**Task directions**
Here are records with pictures in them. Copy all of them exactly and leave the pictures out.

**Material to process**
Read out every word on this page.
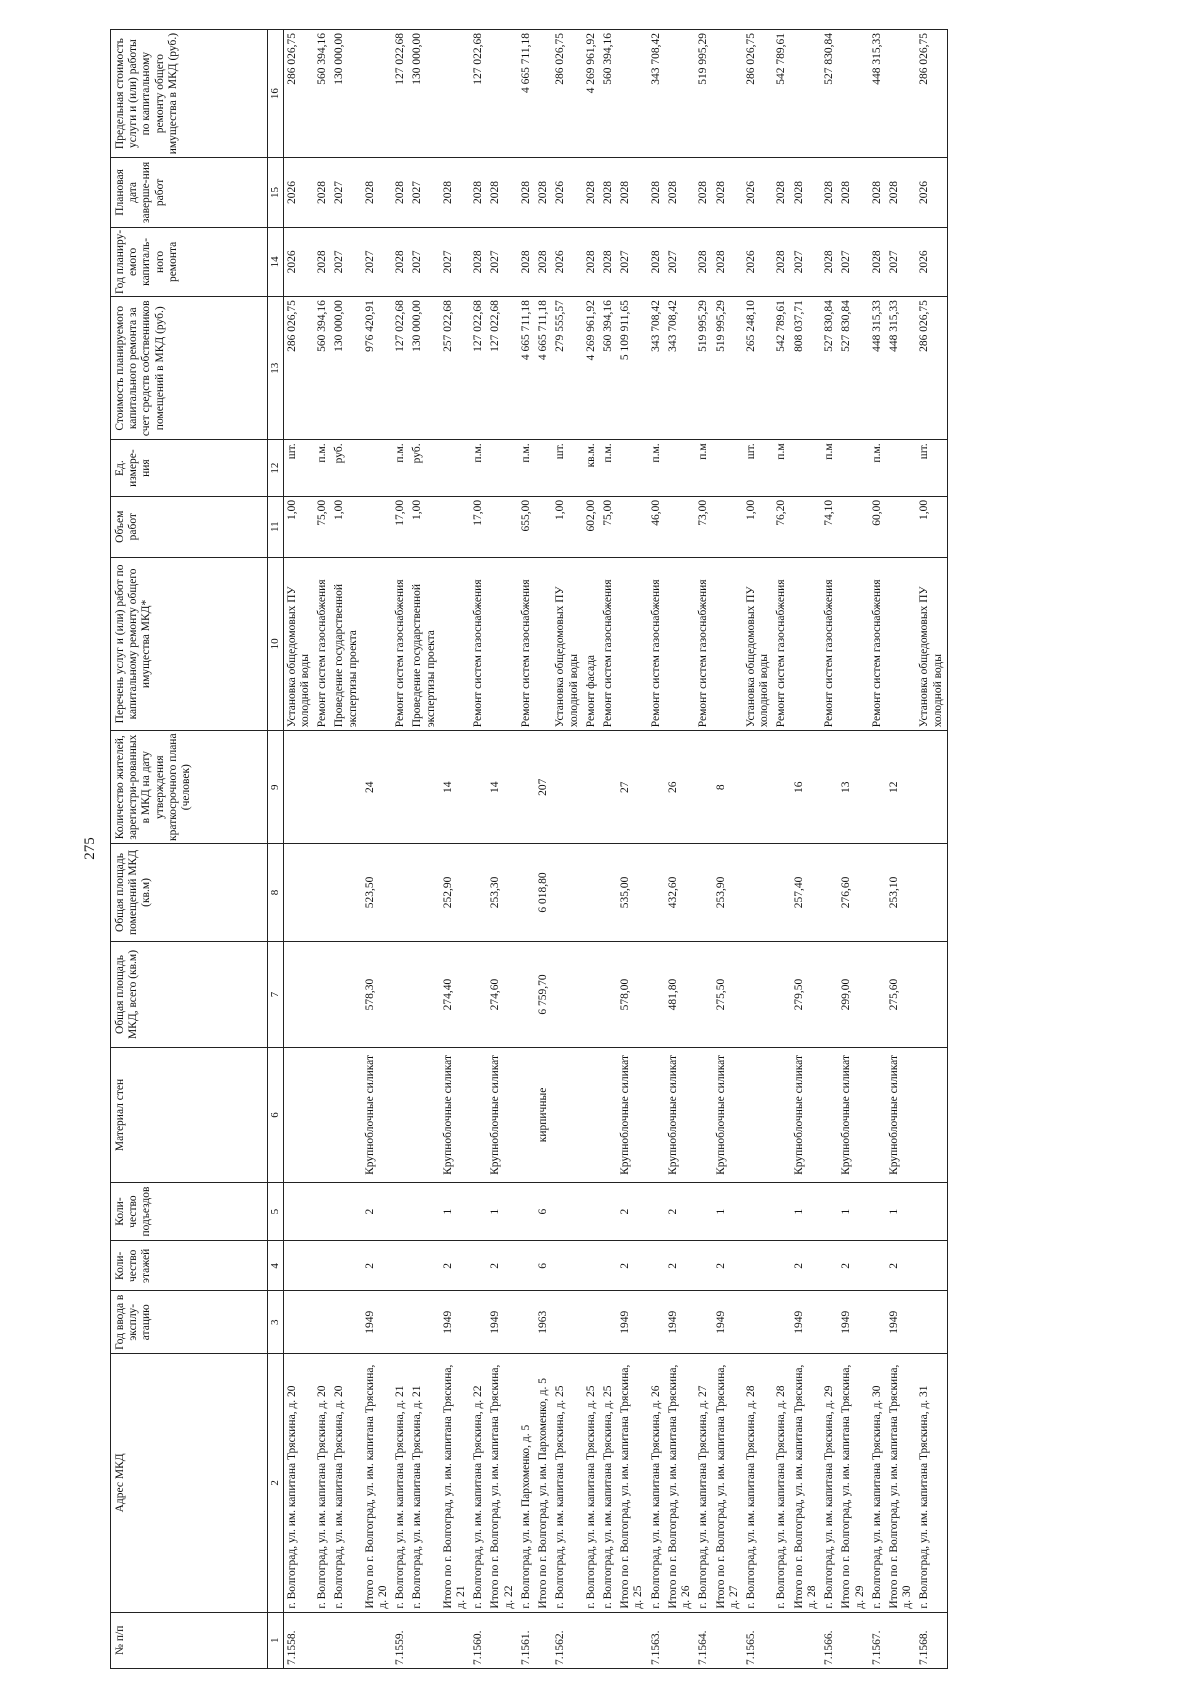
275
№ п/п	Адрес МКД	Год ввода в эксплу-атацию	Коли-чество этажей	Коли-чество подъездов	Материал стен	Общая площадь МКД, всего (кв.м)	Общая площадь помещений МКД (кв.м)	Количество жителей, зарегистри-рованных в МКД на дату утверждения краткосрочного плана (человек)	Перечень услуг и (или) работ по капитальному ремонту общего имущества МКД*	Объем работ	Ед. измере-ния	Стоимость планируемого капитального ремонта за счет средств собственников помещений в МКД (руб.)	Год планиру-емого капиталь-ного ремонта	Плановая дата заверше-ния работ	Предельная стоимость услуги и (или) работы по капитальному ремонту общего имущества в МКД (руб.)
1	2	3	4	5	6	7	8	9	10	11	12	13	14	15	16
7.1558.	г. Волгоград, ул. им. капитана Тряскина, д. 20								Установка общедомовых ПУ холодной воды	1,00	шт.	286 026,75	2026	2026	286 026,75
	г. Волгоград, ул. им. капитана Тряскина, д. 20								Ремонт систем газоснабжения	75,00	п.м.	560 394,16	2028	2028	560 394,16
	г. Волгоград, ул. им. капитана Тряскина, д. 20								Проведение государственной экспертизы проекта	1,00	руб.	130 000,00	2027	2027	130 000,00
	Итого по г. Волгоград, ул. им. капитана Тряскина, д. 20	1949	2	2	Крупноблочные силикат	578,30	523,50	24				976 420,91	2027	2028	
7.1559.	г. Волгоград, ул. им. капитана Тряскина, д. 21								Ремонт систем газоснабжения	17,00	п.м.	127 022,68	2028	2028	127 022,68
	г. Волгоград, ул. им. капитана Тряскина, д. 21								Проведение государственной экспертизы проекта	1,00	руб.	130 000,00	2027	2027	130 000,00
	Итого по г. Волгоград, ул. им. капитана Тряскина, д. 21	1949	2	1	Крупноблочные силикат	274,40	252,90	14				257 022,68	2027	2028	
7.1560.	г. Волгоград, ул. им. капитана Тряскина, д. 22								Ремонт систем газоснабжения	17,00	п.м.	127 022,68	2028	2028	127 022,68
	Итого по г. Волгоград, ул. им. капитана Тряскина, д. 22	1949	2	1	Крупноблочные силикат	274,60	253,30	14				127 022,68	2027	2028	
7.1561.	г. Волгоград, ул. им. Пархоменко, д. 5								Ремонт систем газоснабжения	655,00	п.м.	4 665 711,18	2028	2028	4 665 711,18
	Итого по г. Волгоград, ул. им. Пархоменко, д. 5	1963	6	6	кирпичные	6 759,70	6 018,80	207				4 665 711,18	2028	2028	
7.1562.	г. Волгоград, ул. им. капитана Тряскина, д. 25								Установка общедомовых ПУ холодной воды	1,00	шт.	279 555,57	2026	2026	286 026,75
	г. Волгоград, ул. им. капитана Тряскина, д. 25								Ремонт фасада	602,00	кв.м.	4 269 961,92	2028	2028	4 269 961,92
	г. Волгоград, ул. им. капитана Тряскина, д. 25								Ремонт систем газоснабжения	75,00	п.м.	560 394,16	2028	2028	560 394,16
	Итого по г. Волгоград, ул. им. капитана Тряскина, д. 25	1949	2	2	Крупноблочные силикат	578,00	535,00	27				5 109 911,65	2027	2028	
7.1563.	г. Волгоград, ул. им. капитана Тряскина, д. 26								Ремонт систем газоснабжения	46,00	п.м.	343 708,42	2028	2028	343 708,42
	Итого по г. Волгоград, ул. им. капитана Тряскина, д. 26	1949	2	2	Крупноблочные силикат	481,80	432,60	26				343 708,42	2027	2028	
7.1564.	г. Волгоград, ул. им. капитана Тряскина, д. 27								Ремонт систем газоснабжения	73,00	п.м	519 995,29	2028	2028	519 995,29
	Итого по г. Волгоград, ул. им. капитана Тряскина, д. 27	1949	2	1	Крупноблочные силикат	275,50	253,90	8				519 995,29	2028	2028	
7.1565.	г. Волгоград, ул. им. капитана Тряскина, д. 28								Установка общедомовых ПУ холодной воды	1,00	шт.	265 248,10	2026	2026	286 026,75
	г. Волгоград, ул. им. капитана Тряскина, д. 28								Ремонт систем газоснабжения	76,20	п.м	542 789,61	2028	2028	542 789,61
	Итого по г. Волгоград, ул. им. капитана Тряскина, д. 28	1949	2	1	Крупноблочные силикат	279,50	257,40	16				808 037,71	2027	2028	
7.1566.	г. Волгоград, ул. им. капитана Тряскина, д. 29								Ремонт систем газоснабжения	74,10	п.м	527 830,84	2028	2028	527 830,84
	Итого по г. Волгоград, ул. им. капитана Тряскина, д. 29	1949	2	1	Крупноблочные силикат	299,00	276,60	13				527 830,84	2027	2028	
7.1567.	г. Волгоград, ул. им. капитана Тряскина, д. 30								Ремонт систем газоснабжения	60,00	п.м.	448 315,33	2028	2028	448 315,33
	Итого по г. Волгоград, ул. им. капитана Тряскина, д. 30	1949	2	1	Крупноблочные силикат	275,60	253,10	12				448 315,33	2027	2028	
7.1568.	г. Волгоград, ул. им. капитана Тряскина, д. 31								Установка общедомовых ПУ холодной воды	1,00	шт.	286 026,75	2026	2026	286 026,75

**Exercise result**
Read out every word on this page.
275
№ п/п	Адрес МКД	Год ввода в эксплу-атацию	Коли-чество этажей	Коли-чество подъездов	Материал стен	Общая площадь МКД, всего (кв.м)	Общая площадь помещений МКД (кв.м)	Количество жителей, зарегистри-рованных в МКД на дату утверждения краткосрочного плана (человек)	Перечень услуг и (или) работ по капитальному ремонту общего имущества МКД*	Объем работ	Ед. измере-ния	Стоимость планируемого капитального ремонта за счет средств собственников помещений в МКД (руб.)	Год планиру-емого капиталь-ного ремонта	Плановая дата заверше-ния работ	Предельная стоимость услуги и (или) работы по капитальному ремонту общего имущества в МКД (руб.)
1	2	3	4	5	6	7	8	9	10	11	12	13	14	15	16
7.1558.	г. Волгоград, ул. им. капитана Тряскина, д. 20								Установка общедомовых ПУ холодной воды	1,00	шт.	286 026,75	2026	2026	286 026,75
	г. Волгоград, ул. им. капитана Тряскина, д. 20								Ремонт систем газоснабжения	75,00	п.м.	560 394,16	2028	2028	560 394,16
	г. Волгоград, ул. им. капитана Тряскина, д. 20								Проведение государственной экспертизы проекта	1,00	руб.	130 000,00	2027	2027	130 000,00
	Итого по г. Волгоград, ул. им. капитана Тряскина, д. 20	1949	2	2	Крупноблочные силикат	578,30	523,50	24				976 420,91	2027	2028	
7.1559.	г. Волгоград, ул. им. капитана Тряскина, д. 21								Ремонт систем газоснабжения	17,00	п.м.	127 022,68	2028	2028	127 022,68
	г. Волгоград, ул. им. капитана Тряскина, д. 21								Проведение государственной экспертизы проекта	1,00	руб.	130 000,00	2027	2027	130 000,00
	Итого по г. Волгоград, ул. им. капитана Тряскина, д. 21	1949	2	1	Крупноблочные силикат	274,40	252,90	14				257 022,68	2027	2028	
7.1560.	г. Волгоград, ул. им. капитана Тряскина, д. 22								Ремонт систем газоснабжения	17,00	п.м.	127 022,68	2028	2028	127 022,68
	Итого по г. Волгоград, ул. им. капитана Тряскина, д. 22	1949	2	1	Крупноблочные силикат	274,60	253,30	14				127 022,68	2027	2028	
7.1561.	г. Волгоград, ул. им. Пархоменко, д. 5								Ремонт систем газоснабжения	655,00	п.м.	4 665 711,18	2028	2028	4 665 711,18
	Итого по г. Волгоград, ул. им. Пархоменко, д. 5	1963	6	6	кирпичные	6 759,70	6 018,80	207				4 665 711,18	2028	2028	
7.1562.	г. Волгоград, ул. им. капитана Тряскина, д. 25								Установка общедомовых ПУ холодной воды	1,00	шт.	279 555,57	2026	2026	286 026,75
	г. Волгоград, ул. им. капитана Тряскина, д. 25								Ремонт фасада	602,00	кв.м.	4 269 961,92	2028	2028	4 269 961,92
	г. Волгоград, ул. им. капитана Тряскина, д. 25								Ремонт систем газоснабжения	75,00	п.м.	560 394,16	2028	2028	560 394,16
	Итого по г. Волгоград, ул. им. капитана Тряскина, д. 25	1949	2	2	Крупноблочные силикат	578,00	535,00	27				5 109 911,65	2027	2028	
7.1563.	г. Волгоград, ул. им. капитана Тряскина, д. 26								Ремонт систем газоснабжения	46,00	п.м.	343 708,42	2028	2028	343 708,42
	Итого по г. Волгоград, ул. им. капитана Тряскина, д. 26	1949	2	2	Крупноблочные силикат	481,80	432,60	26				343 708,42	2027	2028	
7.1564.	г. Волгоград, ул. им. капитана Тряскина, д. 27								Ремонт систем газоснабжения	73,00	п.м	519 995,29	2028	2028	519 995,29
	Итого по г. Волгоград, ул. им. капитана Тряскина, д. 27	1949	2	1	Крупноблочные силикат	275,50	253,90	8				519 995,29	2028	2028	
7.1565.	г. Волгоград, ул. им. капитана Тряскина, д. 28								Установка общедомовых ПУ холодной воды	1,00	шт.	265 248,10	2026	2026	286 026,75
	г. Волгоград, ул. им. капитана Тряскина, д. 28								Ремонт систем газоснабжения	76,20	п.м	542 789,61	2028	2028	542 789,61
	Итого по г. Волгоград, ул. им. капитана Тряскина, д. 28	1949	2	1	Крупноблочные силикат	279,50	257,40	16				808 037,71	2027	2028	
7.1566.	г. Волгоград, ул. им. капитана Тряскина, д. 29								Ремонт систем газоснабжения	74,10	п.м	527 830,84	2028	2028	527 830,84
	Итого по г. Волгоград, ул. им. капитана Тряскина, д. 29	1949	2	1	Крупноблочные силикат	299,00	276,60	13				527 830,84	2027	2028	
7.1567.	г. Волгоград, ул. им. капитана Тряскина, д. 30								Ремонт систем газоснабжения	60,00	п.м.	448 315,33	2028	2028	448 315,33
	Итого по г. Волгоград, ул. им. капитана Тряскина, д. 30	1949	2	1	Крупноблочные силикат	275,60	253,10	12				448 315,33	2027	2028	
7.1568.	г. Волгоград, ул. им. капитана Тряскина, д. 31								Установка общедомовых ПУ холодной воды	1,00	шт.	286 026,75	2026	2026	286 026,75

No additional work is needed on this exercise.